**Problem to solve**
The number of lines in the records that include "Hausputz" is all you should give.

**Extracted information**
Segment Open

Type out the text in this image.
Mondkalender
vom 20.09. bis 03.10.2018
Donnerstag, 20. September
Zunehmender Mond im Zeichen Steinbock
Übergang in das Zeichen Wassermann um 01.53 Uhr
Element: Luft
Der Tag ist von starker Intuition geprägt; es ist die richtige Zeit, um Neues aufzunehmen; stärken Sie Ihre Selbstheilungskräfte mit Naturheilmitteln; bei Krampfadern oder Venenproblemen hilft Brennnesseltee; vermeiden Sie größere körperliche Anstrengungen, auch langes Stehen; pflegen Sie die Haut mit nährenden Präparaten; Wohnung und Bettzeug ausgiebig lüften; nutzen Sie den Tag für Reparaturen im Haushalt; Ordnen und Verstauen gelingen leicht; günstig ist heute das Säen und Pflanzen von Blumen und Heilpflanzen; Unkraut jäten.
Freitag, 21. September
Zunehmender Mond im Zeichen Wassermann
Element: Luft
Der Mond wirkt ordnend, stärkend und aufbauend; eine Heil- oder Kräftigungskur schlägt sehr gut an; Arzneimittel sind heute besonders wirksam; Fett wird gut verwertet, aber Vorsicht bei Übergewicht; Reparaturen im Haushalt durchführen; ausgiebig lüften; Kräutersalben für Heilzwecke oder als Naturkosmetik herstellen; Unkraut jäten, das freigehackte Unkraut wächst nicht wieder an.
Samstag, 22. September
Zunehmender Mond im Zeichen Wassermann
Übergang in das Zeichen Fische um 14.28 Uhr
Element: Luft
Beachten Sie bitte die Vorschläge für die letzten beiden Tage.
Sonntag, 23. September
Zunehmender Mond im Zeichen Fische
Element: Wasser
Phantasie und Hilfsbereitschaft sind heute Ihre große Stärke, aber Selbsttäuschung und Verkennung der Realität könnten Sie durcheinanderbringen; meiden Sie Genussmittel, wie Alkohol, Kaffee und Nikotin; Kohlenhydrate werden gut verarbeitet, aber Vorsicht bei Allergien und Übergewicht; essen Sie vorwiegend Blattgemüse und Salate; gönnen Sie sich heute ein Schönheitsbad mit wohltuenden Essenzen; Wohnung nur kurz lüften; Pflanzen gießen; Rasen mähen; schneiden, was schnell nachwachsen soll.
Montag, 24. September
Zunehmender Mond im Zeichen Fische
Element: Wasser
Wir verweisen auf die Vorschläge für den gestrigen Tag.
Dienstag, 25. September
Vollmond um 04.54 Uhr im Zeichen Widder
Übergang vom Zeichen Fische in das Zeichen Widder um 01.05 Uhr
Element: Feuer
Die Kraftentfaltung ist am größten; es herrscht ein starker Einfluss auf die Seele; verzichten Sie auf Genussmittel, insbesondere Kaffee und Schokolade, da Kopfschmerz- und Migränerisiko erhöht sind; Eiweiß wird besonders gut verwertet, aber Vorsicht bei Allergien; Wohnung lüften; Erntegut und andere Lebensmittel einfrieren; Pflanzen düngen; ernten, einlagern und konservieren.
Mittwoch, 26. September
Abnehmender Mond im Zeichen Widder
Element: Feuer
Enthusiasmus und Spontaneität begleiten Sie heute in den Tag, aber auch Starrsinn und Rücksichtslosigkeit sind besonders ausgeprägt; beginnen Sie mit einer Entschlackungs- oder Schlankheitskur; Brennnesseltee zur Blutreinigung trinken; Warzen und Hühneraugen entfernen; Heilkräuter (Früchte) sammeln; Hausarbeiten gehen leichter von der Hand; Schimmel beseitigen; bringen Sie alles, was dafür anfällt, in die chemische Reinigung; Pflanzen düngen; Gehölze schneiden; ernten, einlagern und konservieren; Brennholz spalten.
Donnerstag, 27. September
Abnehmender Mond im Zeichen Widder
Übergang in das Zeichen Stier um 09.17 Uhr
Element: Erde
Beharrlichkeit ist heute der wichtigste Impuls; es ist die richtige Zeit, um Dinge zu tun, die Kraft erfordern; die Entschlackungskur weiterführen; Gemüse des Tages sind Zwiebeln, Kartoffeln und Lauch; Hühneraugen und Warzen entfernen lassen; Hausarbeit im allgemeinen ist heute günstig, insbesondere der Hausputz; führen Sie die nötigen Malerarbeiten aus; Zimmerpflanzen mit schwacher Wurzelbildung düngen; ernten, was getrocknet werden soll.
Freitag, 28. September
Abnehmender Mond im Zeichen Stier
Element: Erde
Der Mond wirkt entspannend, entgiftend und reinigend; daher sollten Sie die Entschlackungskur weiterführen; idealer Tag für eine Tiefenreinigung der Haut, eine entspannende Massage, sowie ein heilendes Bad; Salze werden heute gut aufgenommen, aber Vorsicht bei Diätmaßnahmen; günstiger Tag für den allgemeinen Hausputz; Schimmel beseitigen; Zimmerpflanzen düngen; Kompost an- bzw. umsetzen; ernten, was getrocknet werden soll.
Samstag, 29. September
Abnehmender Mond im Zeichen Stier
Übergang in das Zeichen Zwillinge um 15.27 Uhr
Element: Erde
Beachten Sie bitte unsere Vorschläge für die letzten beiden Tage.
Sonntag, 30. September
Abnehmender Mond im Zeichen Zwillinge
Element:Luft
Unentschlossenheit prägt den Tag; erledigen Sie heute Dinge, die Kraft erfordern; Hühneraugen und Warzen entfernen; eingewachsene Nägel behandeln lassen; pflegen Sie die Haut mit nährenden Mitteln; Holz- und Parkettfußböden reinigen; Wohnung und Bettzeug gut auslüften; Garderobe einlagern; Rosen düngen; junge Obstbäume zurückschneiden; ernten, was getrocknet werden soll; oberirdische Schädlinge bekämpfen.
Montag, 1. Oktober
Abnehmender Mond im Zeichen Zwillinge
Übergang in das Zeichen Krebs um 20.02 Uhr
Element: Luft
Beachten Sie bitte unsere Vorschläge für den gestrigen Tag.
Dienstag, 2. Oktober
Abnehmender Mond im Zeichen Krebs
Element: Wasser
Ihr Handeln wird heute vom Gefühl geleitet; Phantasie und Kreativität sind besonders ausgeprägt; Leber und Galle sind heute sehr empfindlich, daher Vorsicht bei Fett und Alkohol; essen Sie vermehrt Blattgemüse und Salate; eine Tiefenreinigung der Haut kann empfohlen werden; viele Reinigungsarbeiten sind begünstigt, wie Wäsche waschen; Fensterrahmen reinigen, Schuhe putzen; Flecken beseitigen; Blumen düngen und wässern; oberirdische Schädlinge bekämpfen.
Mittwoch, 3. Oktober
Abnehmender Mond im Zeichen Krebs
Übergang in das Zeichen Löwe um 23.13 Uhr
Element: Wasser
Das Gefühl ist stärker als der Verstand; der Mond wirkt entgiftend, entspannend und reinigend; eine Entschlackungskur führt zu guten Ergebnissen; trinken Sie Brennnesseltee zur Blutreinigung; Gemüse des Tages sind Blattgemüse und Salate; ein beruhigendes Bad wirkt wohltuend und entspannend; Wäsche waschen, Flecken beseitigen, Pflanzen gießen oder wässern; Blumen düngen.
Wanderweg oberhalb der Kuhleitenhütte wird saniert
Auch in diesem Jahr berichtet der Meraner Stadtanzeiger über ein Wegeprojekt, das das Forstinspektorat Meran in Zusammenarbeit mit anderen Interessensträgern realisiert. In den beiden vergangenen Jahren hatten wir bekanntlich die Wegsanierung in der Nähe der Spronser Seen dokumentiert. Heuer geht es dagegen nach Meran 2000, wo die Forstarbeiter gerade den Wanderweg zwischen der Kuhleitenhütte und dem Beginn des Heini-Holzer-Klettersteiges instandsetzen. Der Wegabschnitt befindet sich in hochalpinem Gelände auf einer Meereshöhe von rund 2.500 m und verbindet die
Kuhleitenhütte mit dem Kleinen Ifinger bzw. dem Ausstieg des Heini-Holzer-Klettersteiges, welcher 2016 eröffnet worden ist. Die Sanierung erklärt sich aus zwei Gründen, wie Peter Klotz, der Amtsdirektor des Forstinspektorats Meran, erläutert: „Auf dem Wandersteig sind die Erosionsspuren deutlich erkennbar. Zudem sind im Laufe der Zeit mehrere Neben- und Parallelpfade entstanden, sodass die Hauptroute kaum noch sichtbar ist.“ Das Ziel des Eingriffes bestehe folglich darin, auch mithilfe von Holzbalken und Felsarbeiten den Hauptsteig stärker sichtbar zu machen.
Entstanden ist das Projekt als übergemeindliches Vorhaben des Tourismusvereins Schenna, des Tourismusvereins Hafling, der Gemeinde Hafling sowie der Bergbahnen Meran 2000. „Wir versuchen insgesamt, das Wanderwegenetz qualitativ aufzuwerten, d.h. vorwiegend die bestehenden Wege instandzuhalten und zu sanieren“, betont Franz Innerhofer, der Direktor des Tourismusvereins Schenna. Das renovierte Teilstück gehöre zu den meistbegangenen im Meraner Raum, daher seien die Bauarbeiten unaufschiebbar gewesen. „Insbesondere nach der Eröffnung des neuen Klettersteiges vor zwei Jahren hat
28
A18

Segment Closed

**Problem solution**
2